• [Goal of the exercise] Copy out the lines of the material below without change, starting with the line that contains "right-dim-height: 5000 [1102, 321, 1117, 354]" and ending with the line that contains "right-heading: ＜多角形EXセル＞ [1148, 94, 1351, 122]", both included.

— Start Provided records —

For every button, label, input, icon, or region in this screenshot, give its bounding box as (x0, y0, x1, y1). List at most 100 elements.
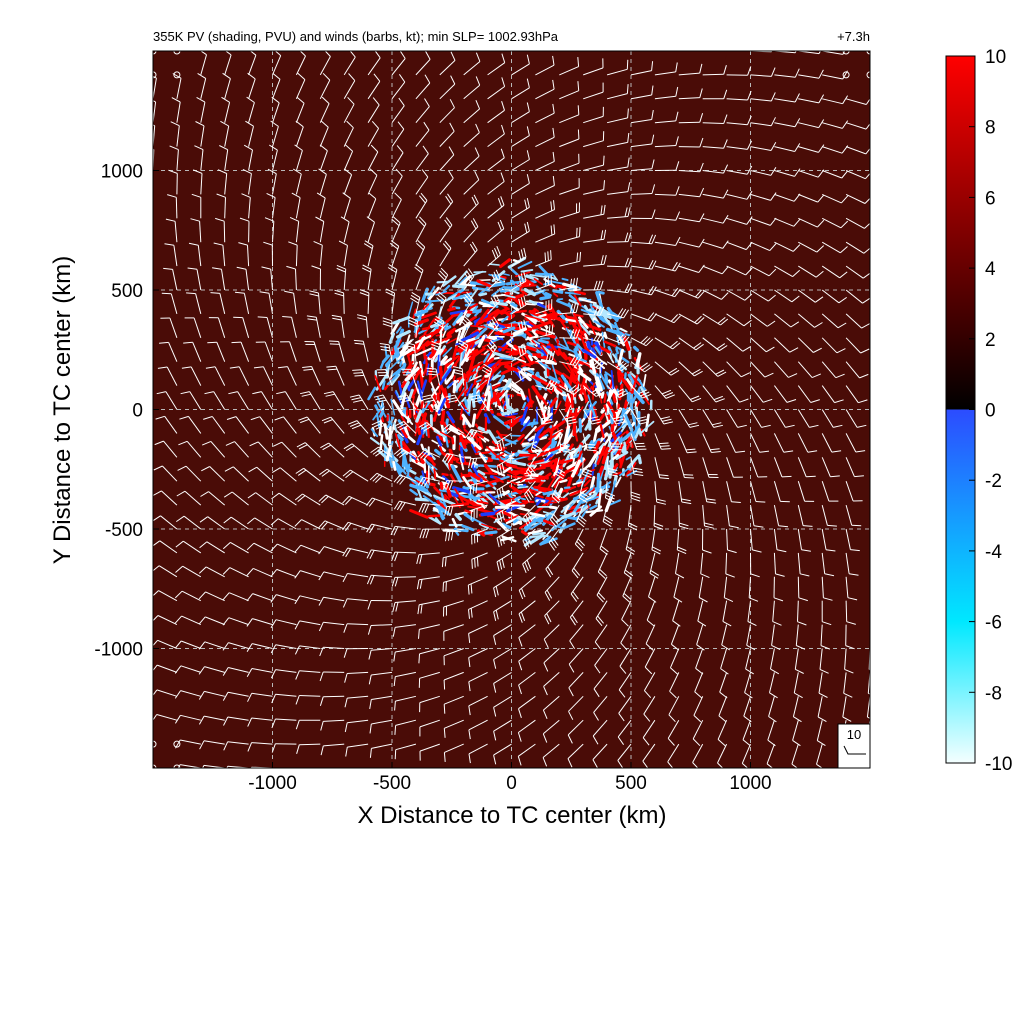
wind-barb (678, 51, 684, 52)
wind-barb (774, 93, 800, 103)
pv-streak (549, 444, 565, 452)
pv-streak (502, 326, 516, 334)
wind-barb (726, 66, 752, 76)
pv-streak (520, 437, 526, 445)
wind-barb (821, 193, 849, 204)
wind-barb (821, 481, 839, 502)
y-axis-label: Y Distance to TC center (km) (49, 256, 76, 565)
pv-streak (522, 367, 531, 371)
wind-barb (654, 337, 681, 350)
wind-barb (618, 696, 632, 722)
wind-barb (318, 621, 345, 632)
wind-barb (339, 767, 345, 768)
wind-barb (294, 144, 303, 171)
pv-streak (605, 327, 626, 337)
pv-streak (421, 311, 437, 319)
wind-barb (798, 144, 825, 153)
wind-barb (750, 141, 777, 151)
pv-streak (528, 342, 536, 346)
wind-barb (644, 648, 656, 675)
wind-barb (511, 271, 527, 291)
wind-barb (319, 96, 330, 123)
wind-barb (174, 640, 201, 649)
wind-barb (773, 433, 794, 453)
wind-barb (153, 490, 178, 506)
pv-streak (464, 509, 473, 514)
wind-barb (176, 515, 202, 530)
wind-barb (271, 718, 297, 729)
wind-barb (622, 576, 632, 603)
wind-barb (618, 672, 632, 698)
wind-barb (419, 743, 440, 761)
pv-streak (410, 387, 418, 399)
wind-barb (797, 337, 822, 353)
wind-barb (431, 340, 441, 362)
wind-barb (582, 457, 592, 479)
wind-barb (750, 217, 777, 226)
pv-streak (531, 374, 551, 387)
colorbar-tick-label: -2 (985, 471, 1002, 492)
wind-barb (719, 672, 728, 699)
wind-barb (286, 265, 297, 291)
wind-barb (558, 767, 560, 768)
pv-streak (418, 360, 425, 378)
pv-streak (463, 371, 477, 377)
wind-barb (743, 696, 752, 723)
wind-barb (295, 467, 321, 482)
pv-streak (489, 515, 497, 520)
pv-streak (584, 333, 589, 340)
wind-barb (593, 672, 608, 698)
calm-marker (153, 71, 157, 79)
wind-barb (174, 690, 201, 699)
colorbar-tick-label: 2 (985, 330, 996, 351)
wind-barb (222, 541, 249, 554)
pv-streak (435, 435, 443, 447)
wind-barb (199, 516, 225, 530)
wind-barb (168, 169, 178, 195)
wind-barb (606, 59, 629, 76)
pv-streak (385, 363, 390, 372)
wind-barb (700, 552, 710, 579)
wind-barb (255, 341, 273, 362)
wind-barb (726, 140, 753, 150)
pv-streak (463, 374, 467, 390)
wind-barb (511, 197, 530, 219)
wind-barb (306, 315, 321, 338)
wind-barb (702, 767, 703, 768)
pv-streak (507, 418, 520, 430)
wind-barb (606, 334, 630, 345)
wind-barb (726, 313, 752, 327)
wind-barb (631, 51, 634, 52)
wind-barb (212, 267, 226, 291)
pv-streak (420, 443, 425, 451)
wind-barbs (153, 51, 870, 768)
pv-streak (501, 535, 517, 543)
pv-streak (523, 472, 532, 476)
wind-barb (559, 385, 582, 396)
wind-barb (316, 192, 326, 219)
pv-streak (576, 477, 583, 484)
wind-barb (694, 672, 704, 699)
wind-barb (822, 170, 849, 179)
pv-streak (505, 463, 518, 469)
wind-barb (266, 192, 276, 219)
wind-barb (298, 416, 321, 434)
wind-barb (393, 447, 417, 458)
pv-streak (542, 489, 557, 496)
wind-barb (642, 719, 656, 746)
pv-streak (529, 534, 549, 539)
wind-barb (869, 552, 870, 556)
pv-streak (485, 365, 498, 384)
pv-streak (529, 511, 546, 518)
wind-barb (252, 391, 273, 410)
wind-barb (344, 671, 369, 683)
wind-barb (270, 669, 297, 679)
wind-barb (726, 409, 747, 428)
wind-barb (672, 600, 681, 627)
pv-streak (556, 299, 573, 308)
pv-streak (444, 435, 449, 448)
pv-streak (477, 286, 489, 296)
wind-barb (702, 189, 729, 199)
wind-barb (487, 124, 505, 148)
wind-barb (774, 217, 801, 227)
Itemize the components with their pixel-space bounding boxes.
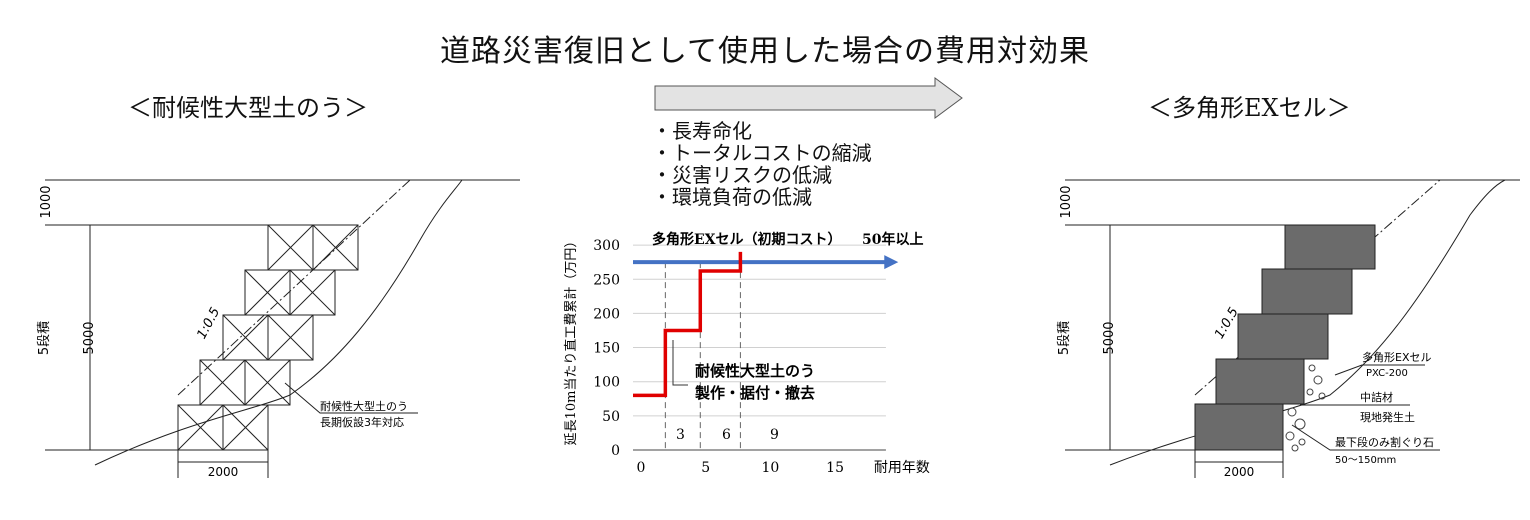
right-dim-height: 5000 [1102, 321, 1117, 354]
y-tick-label: 50 [602, 409, 620, 425]
process-arrow [654, 77, 963, 119]
period-label: 3 [676, 427, 685, 443]
left-dim-side: 5段積 [37, 321, 52, 355]
benefit-item: ・災害リスクの低減 [652, 163, 832, 187]
left-heading: ＜耐候性大型土のう＞ [128, 94, 368, 122]
series-arrowhead [884, 255, 899, 270]
ex-cell-stack [1194, 224, 1376, 451]
left-callout-1: 耐候性大型土のう [320, 399, 408, 413]
right-callout-3a: 最下段のみ割ぐり石 [1335, 435, 1434, 449]
right-heading: ＜多角形EXセル＞ [1148, 94, 1351, 122]
cost-chart: 0 50 100 150 200 250 300 0 5 10 15 耐用年数 延長10m当たり直工費累… [563, 231, 930, 476]
chart-callout-leader [672, 340, 688, 386]
left-dim-top: 1000 [39, 185, 54, 218]
right-callout-2b: 現地発生土 [1360, 410, 1415, 424]
gravel-fill [1285, 364, 1326, 452]
period-label: 9 [770, 427, 779, 443]
y-tick-label: 150 [593, 341, 620, 357]
y-tick-label: 100 [593, 375, 620, 391]
y-tick-label: 250 [593, 272, 620, 288]
series-line-sandbag [633, 251, 743, 398]
x-tick-label: 0 [637, 460, 646, 476]
left-dim-width: 2000 [208, 465, 239, 479]
right-drawing [1065, 179, 1520, 478]
right-dim-top: 1000 [1059, 185, 1074, 218]
y-tick-label: 0 [611, 443, 620, 459]
x-axis-label: 耐用年数 [874, 460, 930, 476]
y-tick-label: 300 [593, 238, 620, 254]
x-tick-label: 10 [761, 460, 779, 476]
right-dim-width: 2000 [1224, 465, 1255, 479]
right-slope: 1:0.5 [1212, 305, 1242, 341]
right-callout-2a: 中詰材 [1360, 390, 1393, 404]
sandbag-stack [177, 224, 359, 451]
x-tick-label: 5 [701, 460, 710, 476]
benefit-item: ・長寿命化 [652, 119, 752, 143]
left-callout-2: 長期仮設3年対応 [320, 415, 404, 429]
left-dim-height: 5000 [82, 321, 97, 354]
right-callout-1a: 多角形EXセル [1362, 350, 1432, 364]
period-label: 6 [722, 427, 731, 443]
benefit-list: ・長寿命化 ・トータルコストの縮減 ・災害リスクの低減 ・環境負荷の低減 [652, 120, 872, 208]
left-drawing [45, 179, 520, 478]
benefit-item: ・環境負荷の低減 [652, 185, 812, 209]
x-tick-label: 15 [826, 460, 844, 476]
page-title: 道路災害復旧として使用した場合の費用対効果 [439, 34, 1091, 69]
chart-callout-line1: 耐候性大型土のう [695, 362, 815, 380]
y-axis-label: 延長10m当たり直工費累計（万円） [563, 235, 579, 446]
right-callout-3b: 50～150mm [1335, 455, 1396, 466]
chart-callout-line2: 製作・据付・撤去 [694, 384, 815, 402]
benefit-item: ・トータルコストの縮減 [652, 141, 872, 165]
y-tick-label: 200 [593, 306, 620, 322]
chart-top-right-label: 50年以上 [862, 231, 923, 248]
right-dim-side: 5段積 [1057, 321, 1072, 355]
left-slope: 1:0.5 [194, 305, 223, 341]
chart-top-label: 多角形EXセル（初期コスト） [652, 231, 842, 248]
right-callout-1b: PXC-200 [1366, 368, 1408, 379]
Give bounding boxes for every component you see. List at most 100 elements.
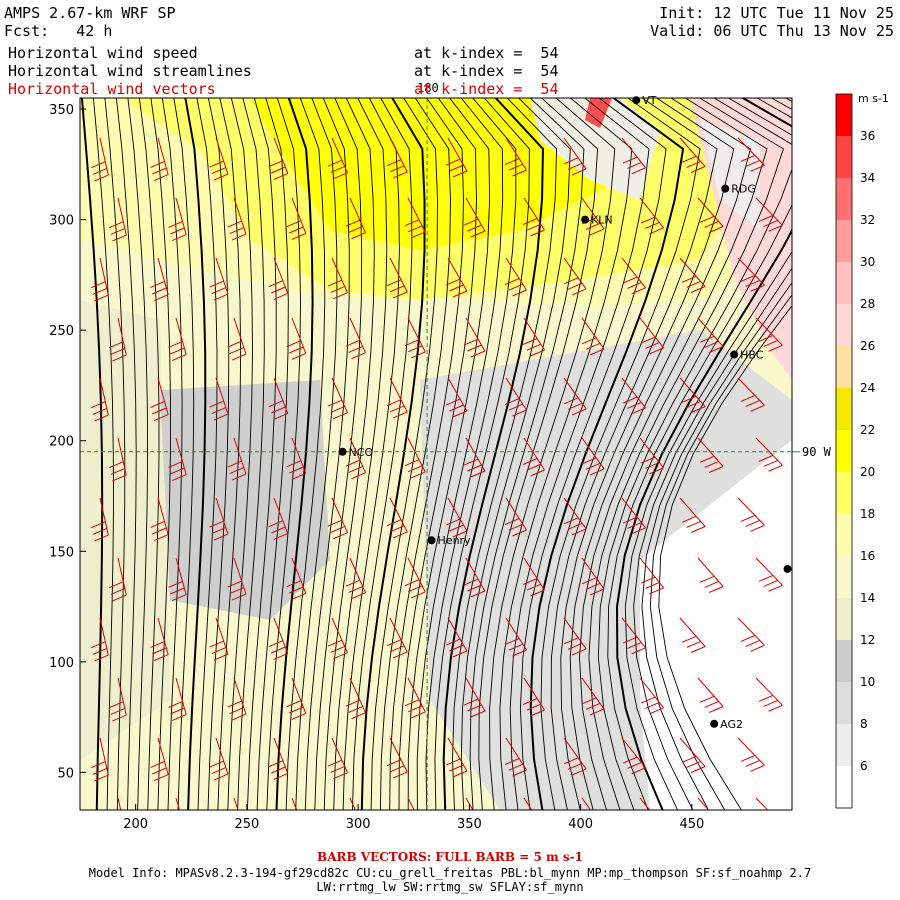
- colorbar-segment: [836, 94, 852, 136]
- meridian-label: 180: [417, 81, 439, 95]
- colorbar-segment: [836, 682, 852, 724]
- streamline: [275, 98, 314, 810]
- wind-barb: [679, 137, 706, 173]
- wind-barb: [227, 437, 247, 481]
- colorbar: 6 8 10 12 14 16 18 20 22 24 26 28 30 32 34 36 m s-1: [835, 92, 889, 809]
- wind-barb: [755, 197, 783, 232]
- wind-barb: [522, 557, 545, 597]
- colorbar-label: 36: [860, 129, 875, 143]
- wind-barb: [504, 377, 527, 417]
- colorbar-label: 32: [860, 213, 875, 227]
- forecast-hours: Fcst: 42 h: [4, 22, 112, 40]
- wind-barb: [581, 317, 605, 356]
- wind-barb: [522, 197, 545, 237]
- colorbar-label: 20: [860, 465, 875, 479]
- streamline: [256, 98, 289, 810]
- wind-barb: [679, 617, 706, 653]
- colorbar-segment: [836, 346, 852, 388]
- speed-band-21: [250, 98, 620, 250]
- wind-barb: [463, 197, 486, 238]
- wind-barb: [697, 557, 724, 593]
- field-name-speed: Horizontal wind speed: [8, 44, 198, 62]
- field-name-streamlines: Horizontal wind streamlines: [8, 62, 252, 80]
- wind-barb: [445, 137, 468, 178]
- colorbar-segment: [836, 430, 852, 472]
- streamline: [607, 98, 792, 810]
- streamline: [550, 98, 718, 810]
- wind-barb: [327, 377, 348, 420]
- wind-barb: [621, 257, 646, 295]
- stations: NCO Henry KLN RDG HBC AG2 VT: [338, 94, 792, 731]
- streamline: [569, 98, 752, 810]
- colorbar-label: 16: [860, 549, 875, 563]
- wind-barb: [345, 317, 366, 360]
- speed-band-5: [640, 440, 792, 810]
- colorbar-segment: [836, 640, 852, 682]
- wind-barb: [209, 497, 229, 541]
- wind-barb: [227, 317, 247, 361]
- wind-barb: [737, 137, 765, 172]
- station-label: AG2: [720, 718, 743, 731]
- wind-barb: [150, 497, 169, 542]
- wind-barb: [109, 557, 127, 602]
- wind-barb: [209, 377, 229, 421]
- station-marker: [721, 184, 730, 193]
- wind-barb: [755, 677, 783, 712]
- colorbar-label: 34: [860, 171, 875, 185]
- streamline: [352, 98, 413, 810]
- streamline: [314, 98, 363, 810]
- streamline: [217, 98, 242, 810]
- streamline: [597, 98, 792, 810]
- wind-barb: [168, 557, 187, 602]
- streamline: [295, 98, 338, 810]
- wind-barb: [639, 317, 664, 355]
- colorbar-segment: [836, 472, 852, 514]
- chart-title: AMPS 2.67-km WRF SP: [4, 4, 176, 22]
- wind-barb: [621, 137, 646, 175]
- wind-barb: [404, 437, 426, 479]
- wind-barb: [621, 617, 646, 655]
- field-name-vectors: Horizontal wind vectors: [8, 80, 216, 98]
- wind-barb: [445, 737, 468, 778]
- wind-barb: [150, 137, 169, 182]
- station-label: HBC: [740, 348, 764, 361]
- wind-barb: [445, 257, 468, 298]
- streamline: [138, 98, 160, 810]
- colorbar-label: 14: [860, 591, 875, 605]
- wind-barb: [463, 677, 486, 718]
- speed-band-11: [160, 380, 330, 620]
- wind-barb: [268, 497, 289, 540]
- wind-barb: [91, 257, 109, 302]
- streamline: [649, 294, 792, 810]
- wind-barb: [404, 317, 426, 359]
- wind-barb: [109, 677, 127, 722]
- wind-barb: [268, 617, 289, 660]
- wind-barb: [504, 737, 527, 777]
- wind-barb: [679, 377, 706, 413]
- wind-barb: [209, 257, 229, 301]
- streamline: [389, 98, 464, 810]
- streamline: [641, 98, 792, 810]
- streamline: [184, 98, 207, 810]
- wind-barb: [639, 197, 664, 235]
- station-label: RDG: [731, 183, 756, 196]
- colorbar-label: 10: [860, 675, 875, 689]
- wind-barb: [679, 497, 706, 533]
- streamline: [658, 304, 792, 810]
- streamline: [633, 98, 792, 810]
- streamline: [379, 98, 451, 810]
- streamline: [416, 98, 504, 810]
- wind-barb: [522, 677, 545, 717]
- colorbar-segment: [836, 766, 852, 808]
- station-marker: [427, 536, 436, 545]
- wind-barb: [327, 137, 348, 180]
- wind-barb: [445, 377, 468, 418]
- wind-barb: [504, 497, 527, 537]
- streamline: [489, 98, 616, 810]
- colorbar-label: 6: [860, 759, 868, 773]
- colorbar-segment: [836, 262, 852, 304]
- wind-barb: [286, 317, 307, 360]
- wind-barb: [168, 197, 187, 242]
- wind-barb: [463, 557, 486, 598]
- wind-barb: [737, 377, 765, 412]
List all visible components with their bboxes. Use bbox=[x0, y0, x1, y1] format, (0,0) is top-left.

— End Provided records —

• [The solution]
right-dim-height: 5000 [1102, 321, 1117, 354]
y-tick-label: 50 [602, 409, 620, 425]
process-arrow [654, 77, 963, 119]
period-label: 3 [676, 427, 685, 443]
left-dim-side: 5段積 [37, 321, 52, 355]
benefit-item: ・災害リスクの低減 [652, 163, 832, 187]
left-heading: ＜耐候性大型土のう＞ [128, 94, 368, 122]
series-arrowhead [884, 255, 899, 270]
ex-cell-stack [1194, 224, 1376, 451]
left-callout-1: 耐候性大型土のう [320, 399, 408, 413]
right-callout-3a: 最下段のみ割ぐり石 [1335, 435, 1434, 449]
right-heading: ＜多角形EXセル＞ [1148, 94, 1351, 122]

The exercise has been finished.